-- start Material for this task --

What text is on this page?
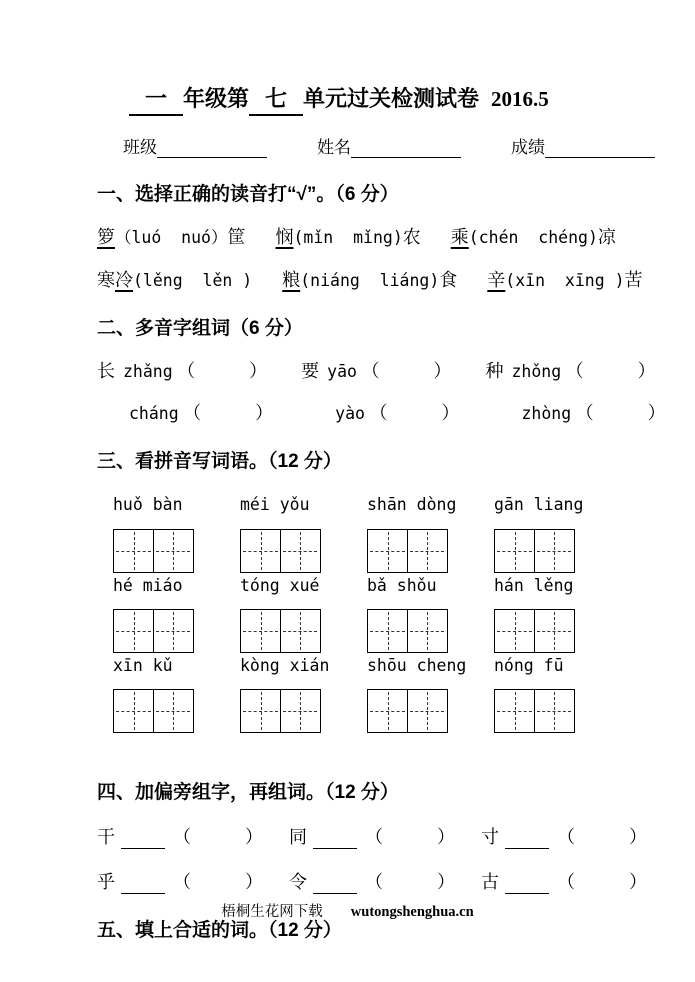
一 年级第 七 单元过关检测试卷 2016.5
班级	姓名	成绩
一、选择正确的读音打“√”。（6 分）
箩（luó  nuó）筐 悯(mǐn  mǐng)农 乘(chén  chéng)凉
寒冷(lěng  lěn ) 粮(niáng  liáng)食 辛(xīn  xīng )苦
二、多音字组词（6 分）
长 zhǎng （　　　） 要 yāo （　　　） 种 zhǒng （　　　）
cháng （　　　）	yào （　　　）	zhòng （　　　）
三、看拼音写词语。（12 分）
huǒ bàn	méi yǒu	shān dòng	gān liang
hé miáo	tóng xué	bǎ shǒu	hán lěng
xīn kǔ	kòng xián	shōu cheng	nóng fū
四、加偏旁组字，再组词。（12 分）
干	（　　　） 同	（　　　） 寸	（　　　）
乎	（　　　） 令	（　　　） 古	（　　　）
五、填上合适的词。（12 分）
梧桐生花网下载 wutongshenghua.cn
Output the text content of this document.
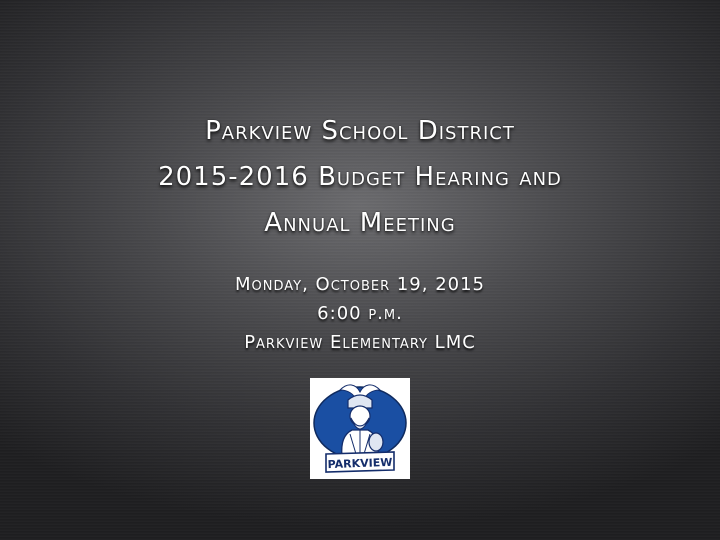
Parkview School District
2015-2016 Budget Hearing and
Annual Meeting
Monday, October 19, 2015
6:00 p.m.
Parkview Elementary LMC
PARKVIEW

-- end Material for this task --
-- start Material for this task --

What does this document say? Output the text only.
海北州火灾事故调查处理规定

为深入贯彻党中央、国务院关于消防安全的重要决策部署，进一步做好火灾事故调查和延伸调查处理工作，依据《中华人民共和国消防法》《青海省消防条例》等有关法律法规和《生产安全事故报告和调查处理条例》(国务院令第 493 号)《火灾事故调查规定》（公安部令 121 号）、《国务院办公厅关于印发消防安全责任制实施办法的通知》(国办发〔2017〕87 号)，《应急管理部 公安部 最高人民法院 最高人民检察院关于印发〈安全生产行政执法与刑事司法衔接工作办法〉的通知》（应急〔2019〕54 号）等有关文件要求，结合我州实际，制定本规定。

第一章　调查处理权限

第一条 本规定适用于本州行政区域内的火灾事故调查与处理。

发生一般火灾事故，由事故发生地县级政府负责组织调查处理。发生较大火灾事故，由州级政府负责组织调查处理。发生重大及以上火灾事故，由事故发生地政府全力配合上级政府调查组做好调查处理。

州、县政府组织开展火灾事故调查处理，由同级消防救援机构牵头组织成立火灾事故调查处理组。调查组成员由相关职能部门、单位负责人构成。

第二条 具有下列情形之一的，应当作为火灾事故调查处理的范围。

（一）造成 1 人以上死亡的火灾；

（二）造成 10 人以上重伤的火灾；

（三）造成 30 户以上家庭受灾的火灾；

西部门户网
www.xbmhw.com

-- end Material for this task --
-- start Material for this task --

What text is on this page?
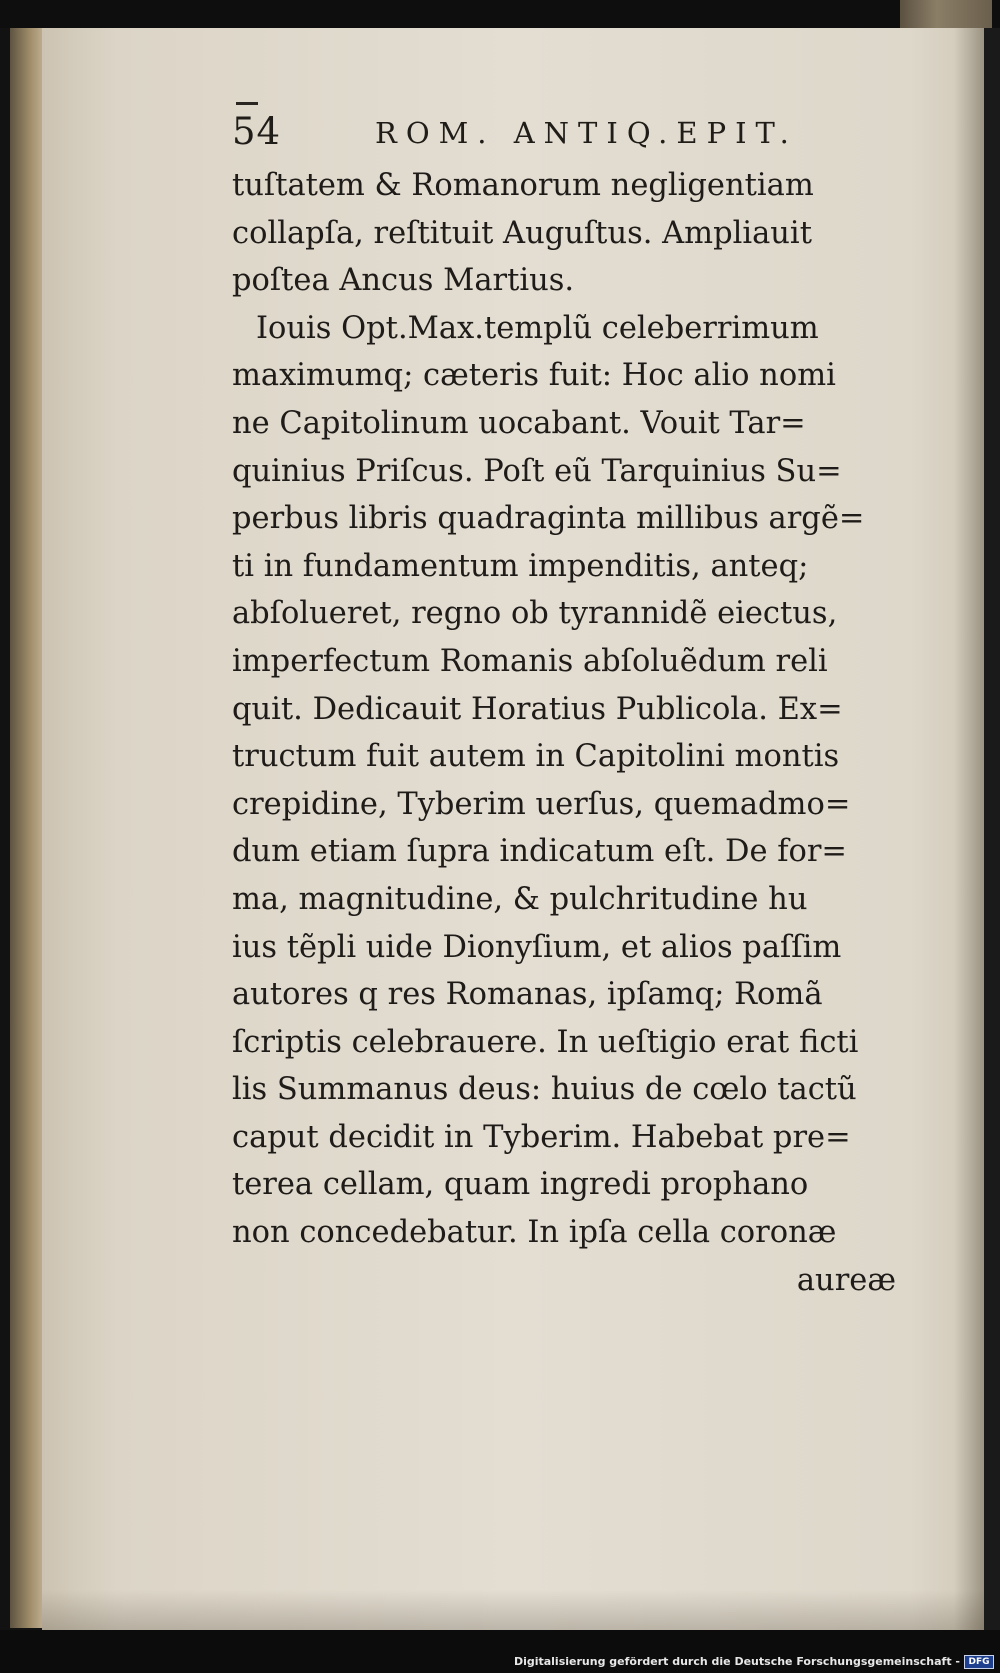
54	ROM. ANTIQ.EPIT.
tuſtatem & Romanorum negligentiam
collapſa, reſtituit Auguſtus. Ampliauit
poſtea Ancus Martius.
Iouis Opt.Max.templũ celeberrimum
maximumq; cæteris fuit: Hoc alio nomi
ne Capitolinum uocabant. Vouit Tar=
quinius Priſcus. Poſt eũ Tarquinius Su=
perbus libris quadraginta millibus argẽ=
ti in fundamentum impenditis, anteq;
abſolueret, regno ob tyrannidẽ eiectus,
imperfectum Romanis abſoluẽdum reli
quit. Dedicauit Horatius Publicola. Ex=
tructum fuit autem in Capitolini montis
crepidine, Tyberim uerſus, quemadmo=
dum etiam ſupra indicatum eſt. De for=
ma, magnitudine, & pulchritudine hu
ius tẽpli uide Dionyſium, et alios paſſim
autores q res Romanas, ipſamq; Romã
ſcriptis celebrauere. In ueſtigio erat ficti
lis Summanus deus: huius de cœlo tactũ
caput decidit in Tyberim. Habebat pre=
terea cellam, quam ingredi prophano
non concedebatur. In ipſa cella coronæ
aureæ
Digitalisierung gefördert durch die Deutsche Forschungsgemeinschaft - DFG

-- end Material for this task --

→ Brief
Among the lines above, count those containing the word "lěng" and give nothing but the result.

→ Correct response
2